Written task: Wherever the string "ἔτσι" appears in a line, extract that line.

━━━ Data provided ━━━

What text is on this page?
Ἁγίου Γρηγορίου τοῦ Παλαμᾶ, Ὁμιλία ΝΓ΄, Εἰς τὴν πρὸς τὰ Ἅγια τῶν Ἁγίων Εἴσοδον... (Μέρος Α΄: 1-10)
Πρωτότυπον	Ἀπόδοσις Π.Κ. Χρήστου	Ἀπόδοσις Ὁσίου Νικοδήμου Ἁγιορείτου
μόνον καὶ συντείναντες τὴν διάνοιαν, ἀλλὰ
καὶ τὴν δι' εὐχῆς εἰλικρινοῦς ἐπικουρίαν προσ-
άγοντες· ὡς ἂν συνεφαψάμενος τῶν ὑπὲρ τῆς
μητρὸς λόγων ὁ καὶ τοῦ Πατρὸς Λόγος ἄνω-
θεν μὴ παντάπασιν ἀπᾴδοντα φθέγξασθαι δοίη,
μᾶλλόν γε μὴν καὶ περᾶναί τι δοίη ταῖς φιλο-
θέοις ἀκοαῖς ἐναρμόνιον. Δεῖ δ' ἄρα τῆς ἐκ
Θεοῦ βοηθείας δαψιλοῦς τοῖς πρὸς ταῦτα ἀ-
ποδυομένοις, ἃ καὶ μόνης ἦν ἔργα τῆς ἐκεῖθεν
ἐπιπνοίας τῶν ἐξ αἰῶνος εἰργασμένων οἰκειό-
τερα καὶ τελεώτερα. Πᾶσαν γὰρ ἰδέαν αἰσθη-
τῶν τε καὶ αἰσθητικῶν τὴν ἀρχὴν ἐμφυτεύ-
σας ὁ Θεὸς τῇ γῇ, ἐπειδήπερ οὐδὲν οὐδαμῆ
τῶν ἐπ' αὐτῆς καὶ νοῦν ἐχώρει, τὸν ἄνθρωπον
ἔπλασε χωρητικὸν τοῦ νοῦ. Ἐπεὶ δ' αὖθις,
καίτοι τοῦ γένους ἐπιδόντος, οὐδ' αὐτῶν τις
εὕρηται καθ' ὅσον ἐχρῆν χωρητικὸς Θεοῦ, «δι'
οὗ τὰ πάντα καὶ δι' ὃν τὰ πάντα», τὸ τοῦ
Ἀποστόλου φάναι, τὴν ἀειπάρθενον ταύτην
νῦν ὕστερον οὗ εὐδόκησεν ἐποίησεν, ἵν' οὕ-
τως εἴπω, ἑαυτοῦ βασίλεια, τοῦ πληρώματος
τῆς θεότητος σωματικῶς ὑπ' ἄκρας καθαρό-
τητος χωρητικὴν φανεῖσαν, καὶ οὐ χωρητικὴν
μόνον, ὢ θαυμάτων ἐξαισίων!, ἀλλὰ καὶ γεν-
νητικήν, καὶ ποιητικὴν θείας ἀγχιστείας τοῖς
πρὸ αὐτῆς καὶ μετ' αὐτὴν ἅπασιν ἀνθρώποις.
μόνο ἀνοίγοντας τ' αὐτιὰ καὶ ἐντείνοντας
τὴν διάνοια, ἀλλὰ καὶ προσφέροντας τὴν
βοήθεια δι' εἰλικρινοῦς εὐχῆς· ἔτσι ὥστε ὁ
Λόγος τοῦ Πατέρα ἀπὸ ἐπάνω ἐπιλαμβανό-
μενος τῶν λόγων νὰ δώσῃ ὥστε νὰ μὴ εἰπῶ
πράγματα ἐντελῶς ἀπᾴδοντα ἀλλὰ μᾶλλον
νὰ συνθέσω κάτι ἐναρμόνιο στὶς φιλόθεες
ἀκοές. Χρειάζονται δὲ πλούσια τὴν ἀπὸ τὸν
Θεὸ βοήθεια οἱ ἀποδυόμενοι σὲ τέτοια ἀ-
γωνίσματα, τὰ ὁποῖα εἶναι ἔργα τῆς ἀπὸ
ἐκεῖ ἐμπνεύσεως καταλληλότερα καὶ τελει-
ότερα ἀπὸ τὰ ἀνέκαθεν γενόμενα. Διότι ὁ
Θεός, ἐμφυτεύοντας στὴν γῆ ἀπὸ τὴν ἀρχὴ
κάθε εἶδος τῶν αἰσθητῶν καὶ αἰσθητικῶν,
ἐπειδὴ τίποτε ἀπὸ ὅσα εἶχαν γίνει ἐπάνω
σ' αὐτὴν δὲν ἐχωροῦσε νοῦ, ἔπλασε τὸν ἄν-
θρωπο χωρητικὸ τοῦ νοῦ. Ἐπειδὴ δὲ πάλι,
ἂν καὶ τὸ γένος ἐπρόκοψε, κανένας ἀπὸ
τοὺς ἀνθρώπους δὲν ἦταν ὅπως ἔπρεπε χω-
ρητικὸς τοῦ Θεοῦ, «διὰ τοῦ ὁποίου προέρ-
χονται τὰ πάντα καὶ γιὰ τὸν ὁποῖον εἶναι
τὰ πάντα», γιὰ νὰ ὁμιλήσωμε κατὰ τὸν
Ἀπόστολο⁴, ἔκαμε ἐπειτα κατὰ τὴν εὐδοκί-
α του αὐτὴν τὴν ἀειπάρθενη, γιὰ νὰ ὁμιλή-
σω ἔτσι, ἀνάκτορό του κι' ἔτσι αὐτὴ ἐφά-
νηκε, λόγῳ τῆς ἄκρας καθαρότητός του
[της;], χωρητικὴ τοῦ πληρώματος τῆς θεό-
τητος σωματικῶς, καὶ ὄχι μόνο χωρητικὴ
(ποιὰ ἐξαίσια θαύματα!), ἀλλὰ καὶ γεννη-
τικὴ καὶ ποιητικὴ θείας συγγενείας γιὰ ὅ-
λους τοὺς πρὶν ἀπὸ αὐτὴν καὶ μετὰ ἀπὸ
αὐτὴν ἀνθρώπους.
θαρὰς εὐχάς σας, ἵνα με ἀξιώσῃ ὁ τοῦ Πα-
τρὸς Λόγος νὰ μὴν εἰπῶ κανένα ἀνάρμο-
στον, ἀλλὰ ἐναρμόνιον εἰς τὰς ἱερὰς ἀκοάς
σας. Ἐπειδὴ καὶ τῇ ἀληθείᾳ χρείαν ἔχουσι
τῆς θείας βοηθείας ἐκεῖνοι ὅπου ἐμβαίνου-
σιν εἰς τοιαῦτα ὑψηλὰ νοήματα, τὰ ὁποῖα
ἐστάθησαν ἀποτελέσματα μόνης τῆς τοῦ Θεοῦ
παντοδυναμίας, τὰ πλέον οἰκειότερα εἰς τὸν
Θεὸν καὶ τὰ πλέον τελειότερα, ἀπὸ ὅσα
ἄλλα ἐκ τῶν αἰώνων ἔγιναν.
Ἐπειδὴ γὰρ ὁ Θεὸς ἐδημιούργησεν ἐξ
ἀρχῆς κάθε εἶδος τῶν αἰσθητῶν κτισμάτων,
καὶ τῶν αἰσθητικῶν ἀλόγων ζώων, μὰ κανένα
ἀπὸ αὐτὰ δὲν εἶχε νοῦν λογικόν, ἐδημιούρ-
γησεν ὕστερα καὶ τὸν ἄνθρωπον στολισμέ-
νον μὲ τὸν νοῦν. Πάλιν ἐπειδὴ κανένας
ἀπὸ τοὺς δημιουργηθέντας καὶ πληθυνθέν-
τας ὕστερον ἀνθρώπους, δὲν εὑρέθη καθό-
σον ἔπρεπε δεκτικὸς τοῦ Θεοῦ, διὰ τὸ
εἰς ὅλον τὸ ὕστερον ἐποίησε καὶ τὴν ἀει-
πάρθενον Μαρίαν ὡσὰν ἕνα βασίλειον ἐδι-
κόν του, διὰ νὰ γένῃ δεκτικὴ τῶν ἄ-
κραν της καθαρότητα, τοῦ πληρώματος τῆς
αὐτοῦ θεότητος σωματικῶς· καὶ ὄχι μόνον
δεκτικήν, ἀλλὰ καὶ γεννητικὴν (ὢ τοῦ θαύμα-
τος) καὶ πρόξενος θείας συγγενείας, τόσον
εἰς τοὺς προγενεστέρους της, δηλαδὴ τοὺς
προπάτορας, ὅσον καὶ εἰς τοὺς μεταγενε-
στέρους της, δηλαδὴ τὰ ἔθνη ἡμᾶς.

━━━

Result for this exercise:
βοήθεια δι' εἰλικρινοῦς εὐχῆς· ἔτσι ὥστε ὁ
σω ἔτσι, ἀνάκτορό του κι' ἔτσι αὐτὴ ἐφά-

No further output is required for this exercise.